Set task —
Transcribe, word for word, every line from the one containing "What data populates" through the final line of the records, and omit the pictures.

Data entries
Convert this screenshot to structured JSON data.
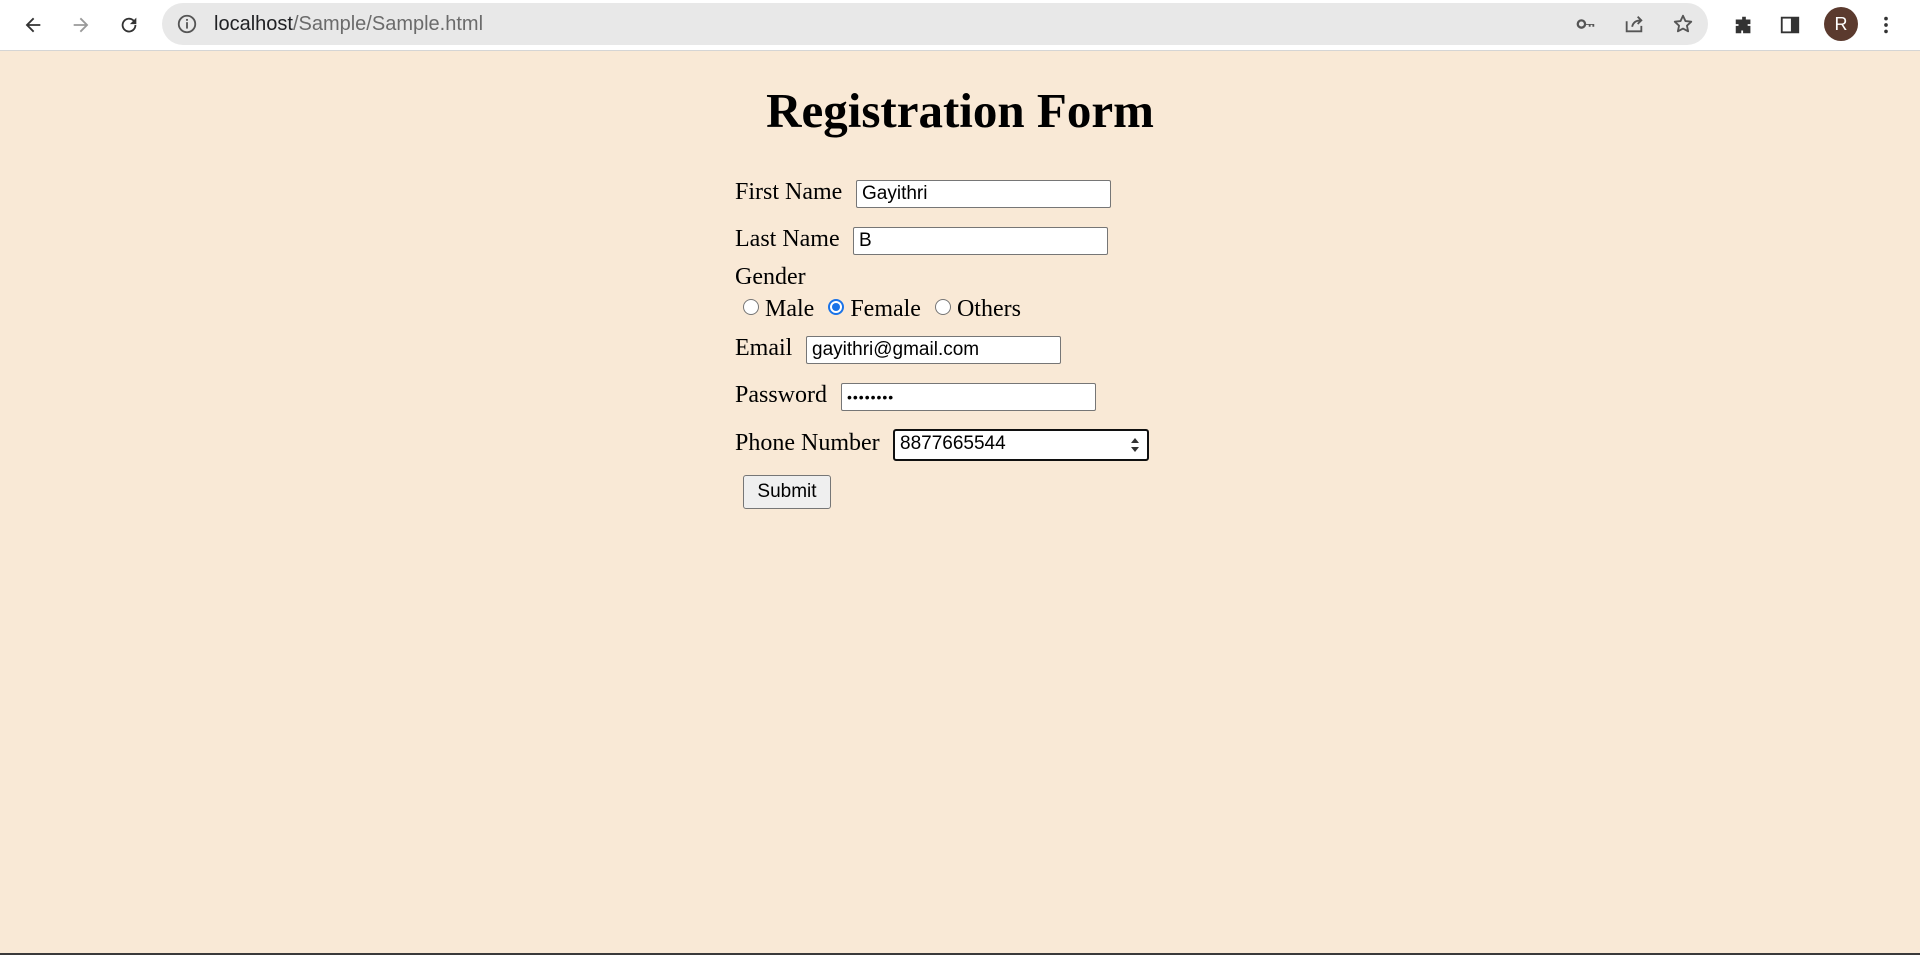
{
  "browser": {
    "url_host": "localhost",
    "url_path": "/Sample/Sample.html",
    "avatar_initial": "R",
    "icons": [
      "back-icon",
      "forward-icon",
      "reload-icon",
      "info-icon",
      "key-icon",
      "share-icon",
      "star-icon",
      "extensions-icon",
      "side-panel-icon",
      "menu-icon"
    ]
  },
  "page": {
    "title": "Registration Form",
    "background_color": "#f9e9d6"
  },
  "form": {
    "first_name_label": "First Name",
    "first_name_value": "Gayithri",
    "last_name_label": "Last Name",
    "last_name_value": "B",
    "gender_label": "Gender",
    "gender_options": [
      "Male",
      "Female",
      "Others"
    ],
    "gender_selected": "Female",
    "email_label": "Email",
    "email_value": "gayithri@gmail.com",
    "password_label": "Password",
    "password_value": "••••••••",
    "phone_label": "Phone Number",
    "phone_value": "8877665544",
    "submit_label": "Submit"
  },
  "colors": {
    "radio_checked": "#1a73e8"
  }
}
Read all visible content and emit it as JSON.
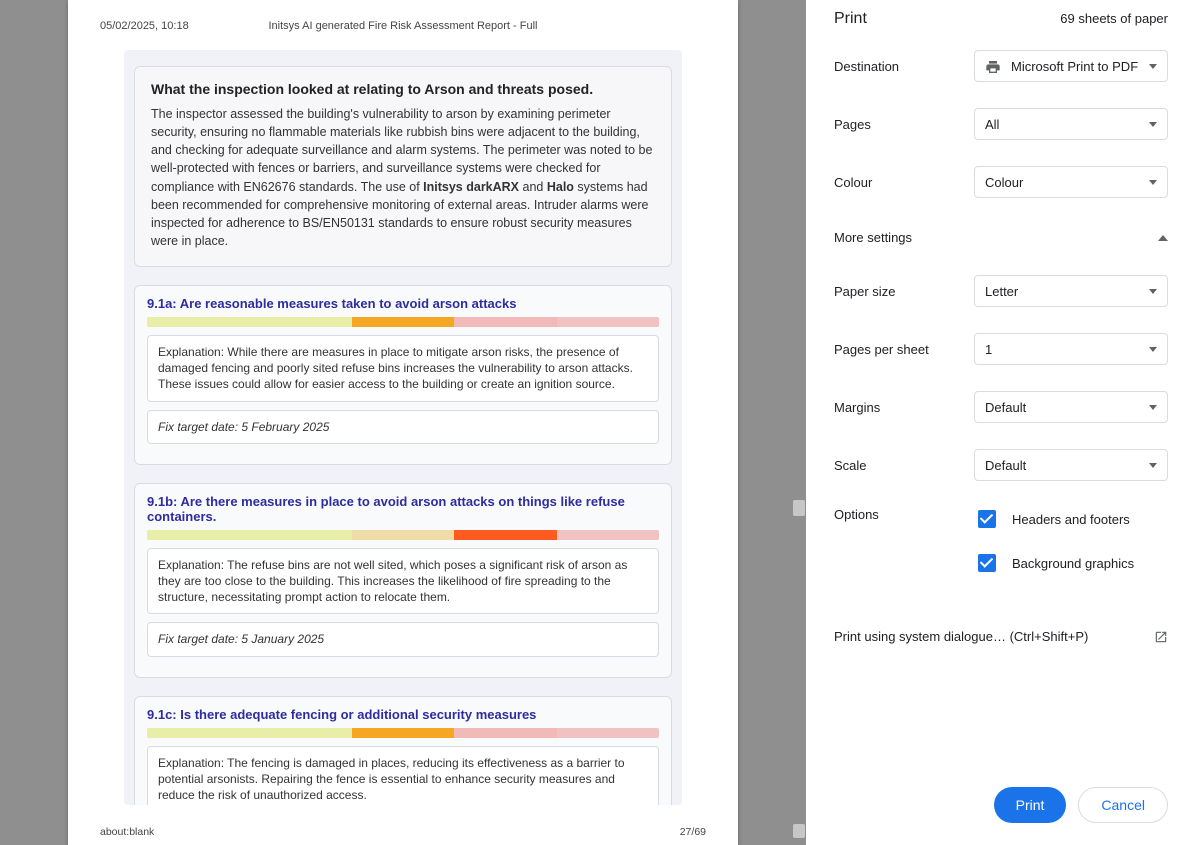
{
  "preview": {
    "header_left": "05/02/2025, 10:18",
    "header_center": "Initsys AI generated Fire Risk Assessment Report - Full",
    "footer_left": "about:blank",
    "footer_right": "27/69",
    "intro": {
      "title": "What the inspection looked at relating to Arson and threats posed.",
      "p1": "The inspector assessed the building's vulnerability to arson by examining perimeter security, ensuring no flammable materials like rubbish bins were adjacent to the building, and checking for adequate surveillance and alarm systems. The perimeter was noted to be well-protected with fences or barriers, and surveillance systems were checked for compliance with EN62676 standards. The use of ",
      "b1": "Initsys darkARX",
      "p2": " and ",
      "b2": "Halo",
      "p3": " systems had been recommended for comprehensive monitoring of external areas. Intruder alarms were inspected for adherence to BS/EN50131 standards to ensure robust security measures were in place."
    },
    "q91a": {
      "title": "9.1a: Are reasonable measures taken to avoid arson attacks",
      "exp": "Explanation: While there are measures in place to mitigate arson risks, the presence of damaged fencing and poorly sited refuse bins increases the vulnerability to arson attacks. These issues could allow for easier access to the building or create an ignition source.",
      "fix": "Fix target date: 5 February 2025"
    },
    "q91b": {
      "title": "9.1b: Are there measures in place to avoid arson attacks on things like refuse containers.",
      "exp": "Explanation: The refuse bins are not well sited, which poses a significant risk of arson as they are too close to the building. This increases the likelihood of fire spreading to the structure, necessitating prompt action to relocate them.",
      "fix": "Fix target date: 5 January 2025"
    },
    "q91c": {
      "title": "9.1c: Is there adequate fencing or additional security measures",
      "exp": "Explanation: The fencing is damaged in places, reducing its effectiveness as a barrier to potential arsonists. Repairing the fence is essential to enhance security measures and reduce the risk of unauthorized access."
    }
  },
  "panel": {
    "title": "Print",
    "sheets": "69 sheets of paper",
    "rows": {
      "destination_label": "Destination",
      "destination_value": "Microsoft Print to PDF",
      "pages_label": "Pages",
      "pages_value": "All",
      "colour_label": "Colour",
      "colour_value": "Colour",
      "more_settings": "More settings",
      "paper_size_label": "Paper size",
      "paper_size_value": "Letter",
      "pps_label": "Pages per sheet",
      "pps_value": "1",
      "margins_label": "Margins",
      "margins_value": "Default",
      "scale_label": "Scale",
      "scale_value": "Default",
      "options_label": "Options",
      "opt_headers": "Headers and footers",
      "opt_bg": "Background graphics",
      "sys_dialog": "Print using system dialogue… (Ctrl+Shift+P)"
    },
    "buttons": {
      "print": "Print",
      "cancel": "Cancel"
    }
  }
}
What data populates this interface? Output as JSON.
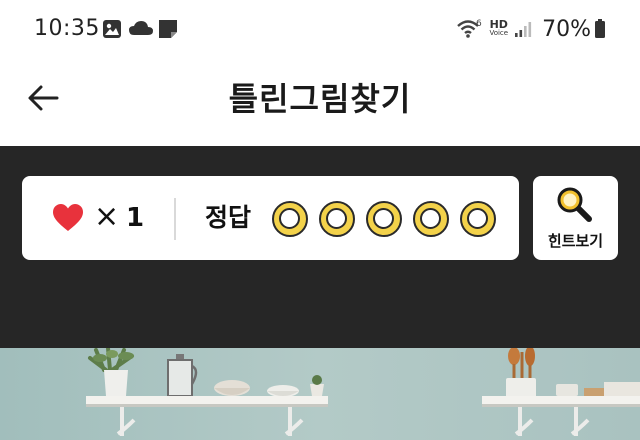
{
  "status_bar": {
    "time": "10:35",
    "icons": [
      "gallery-icon",
      "cloud-icon",
      "note-icon"
    ],
    "right_icons": [
      "wifi-6-icon",
      "hd-voice-icon",
      "signal-icon",
      "battery-icon"
    ],
    "hd_label": "HD",
    "voice_label": "Voice",
    "battery": "70%"
  },
  "app_bar": {
    "back_icon": "back-arrow-icon",
    "title": "틀린그림찾기"
  },
  "game": {
    "lives_icon": "heart-icon",
    "times_sign": "×",
    "lives_count": "1",
    "answer_label": "정답",
    "answer_slots": 5,
    "hint_label": "힌트보기",
    "hint_icon": "magnifier-icon"
  },
  "colors": {
    "panel_bg": "#262626",
    "heart": "#e8323c",
    "slot_ring": "#f3d24a",
    "magnifier": "#f2c12e",
    "wall": "#a8c2c0"
  }
}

Answer for the task —
What data populates this interface? Output as JSON.
{
  "status_bar": {
    "time": "10:35",
    "icons": [
      "gallery-icon",
      "cloud-icon",
      "note-icon"
    ],
    "right_icons": [
      "wifi-6-icon",
      "hd-voice-icon",
      "signal-icon",
      "battery-icon"
    ],
    "hd_label": "HD",
    "voice_label": "Voice",
    "battery": "70%"
  },
  "app_bar": {
    "back_icon": "back-arrow-icon",
    "title": "틀린그림찾기"
  },
  "game": {
    "lives_icon": "heart-icon",
    "times_sign": "×",
    "lives_count": "1",
    "answer_label": "정답",
    "answer_slots": 5,
    "hint_label": "힌트보기",
    "hint_icon": "magnifier-icon"
  },
  "colors": {
    "panel_bg": "#262626",
    "heart": "#e8323c",
    "slot_ring": "#f3d24a",
    "magnifier": "#f2c12e",
    "wall": "#a8c2c0"
  }
}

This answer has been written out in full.